◆ **AIM**
Swap "interactable" for "clickable" in the listing, from its first line through the line holding "square-a6[interactable] bbox=[28, 77, 51, 101]", inclusive. Return only those lines, leaving everything else unchanged.

◆ **RECORDS SUPPLIED**
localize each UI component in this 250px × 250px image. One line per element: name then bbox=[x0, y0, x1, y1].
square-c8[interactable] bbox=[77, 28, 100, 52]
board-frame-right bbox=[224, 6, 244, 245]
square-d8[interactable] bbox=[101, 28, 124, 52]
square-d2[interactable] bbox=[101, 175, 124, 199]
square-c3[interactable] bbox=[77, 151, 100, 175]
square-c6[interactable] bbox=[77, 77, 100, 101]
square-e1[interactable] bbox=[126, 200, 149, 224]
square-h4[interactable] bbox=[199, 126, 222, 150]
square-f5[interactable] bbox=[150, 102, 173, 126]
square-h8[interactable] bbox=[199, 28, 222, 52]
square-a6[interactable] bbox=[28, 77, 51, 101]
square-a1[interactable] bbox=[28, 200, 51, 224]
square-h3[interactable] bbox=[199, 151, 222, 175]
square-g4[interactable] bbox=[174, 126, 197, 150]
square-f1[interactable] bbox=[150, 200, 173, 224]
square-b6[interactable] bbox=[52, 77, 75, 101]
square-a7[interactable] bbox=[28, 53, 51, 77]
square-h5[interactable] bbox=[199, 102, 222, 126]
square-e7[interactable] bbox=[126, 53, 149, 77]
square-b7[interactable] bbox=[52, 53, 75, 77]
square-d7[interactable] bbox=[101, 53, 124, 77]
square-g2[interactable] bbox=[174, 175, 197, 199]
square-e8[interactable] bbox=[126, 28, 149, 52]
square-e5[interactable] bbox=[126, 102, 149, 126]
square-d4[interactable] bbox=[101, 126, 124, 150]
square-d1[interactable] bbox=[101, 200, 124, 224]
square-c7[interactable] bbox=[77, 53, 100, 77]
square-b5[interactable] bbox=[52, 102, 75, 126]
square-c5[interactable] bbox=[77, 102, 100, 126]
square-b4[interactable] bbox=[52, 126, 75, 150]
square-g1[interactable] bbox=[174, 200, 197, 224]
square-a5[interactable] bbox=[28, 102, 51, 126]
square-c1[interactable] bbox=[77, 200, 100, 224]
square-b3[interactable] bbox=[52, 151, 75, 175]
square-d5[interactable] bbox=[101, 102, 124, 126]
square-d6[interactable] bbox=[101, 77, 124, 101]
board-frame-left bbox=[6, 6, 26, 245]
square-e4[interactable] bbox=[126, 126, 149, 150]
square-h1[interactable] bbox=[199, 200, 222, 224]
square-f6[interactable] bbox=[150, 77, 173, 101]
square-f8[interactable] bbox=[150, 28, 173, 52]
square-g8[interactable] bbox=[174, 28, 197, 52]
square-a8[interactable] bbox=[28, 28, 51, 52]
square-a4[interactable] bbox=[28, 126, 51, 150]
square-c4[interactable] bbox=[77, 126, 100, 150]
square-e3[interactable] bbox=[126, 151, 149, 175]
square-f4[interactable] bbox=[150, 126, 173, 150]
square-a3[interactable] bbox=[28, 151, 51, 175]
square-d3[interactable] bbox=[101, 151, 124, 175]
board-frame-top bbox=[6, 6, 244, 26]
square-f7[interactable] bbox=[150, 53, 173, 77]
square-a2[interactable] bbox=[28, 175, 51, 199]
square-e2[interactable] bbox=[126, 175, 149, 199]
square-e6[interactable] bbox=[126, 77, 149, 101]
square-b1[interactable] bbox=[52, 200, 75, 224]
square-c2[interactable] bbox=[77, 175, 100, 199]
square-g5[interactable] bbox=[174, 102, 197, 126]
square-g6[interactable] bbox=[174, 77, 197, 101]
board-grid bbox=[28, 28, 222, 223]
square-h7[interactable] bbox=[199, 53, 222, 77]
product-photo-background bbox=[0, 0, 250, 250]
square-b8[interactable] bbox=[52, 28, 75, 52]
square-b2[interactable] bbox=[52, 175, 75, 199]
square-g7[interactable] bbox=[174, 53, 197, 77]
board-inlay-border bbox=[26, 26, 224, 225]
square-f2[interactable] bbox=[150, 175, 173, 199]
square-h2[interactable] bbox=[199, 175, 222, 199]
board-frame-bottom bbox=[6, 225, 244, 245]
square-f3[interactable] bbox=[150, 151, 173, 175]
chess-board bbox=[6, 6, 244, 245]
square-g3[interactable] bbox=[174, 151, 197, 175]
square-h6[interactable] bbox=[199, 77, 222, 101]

◆ **RESULT BELOW**
localize each UI component in this 250px × 250px image. One line per element: name then bbox=[x0, y0, x1, y1].
square-c8[clickable] bbox=[77, 28, 100, 52]
board-frame-right bbox=[224, 6, 244, 245]
square-d8[clickable] bbox=[101, 28, 124, 52]
square-d2[clickable] bbox=[101, 175, 124, 199]
square-c3[clickable] bbox=[77, 151, 100, 175]
square-c6[clickable] bbox=[77, 77, 100, 101]
square-e1[clickable] bbox=[126, 200, 149, 224]
square-h4[clickable] bbox=[199, 126, 222, 150]
square-f5[clickable] bbox=[150, 102, 173, 126]
square-h8[clickable] bbox=[199, 28, 222, 52]
square-a6[clickable] bbox=[28, 77, 51, 101]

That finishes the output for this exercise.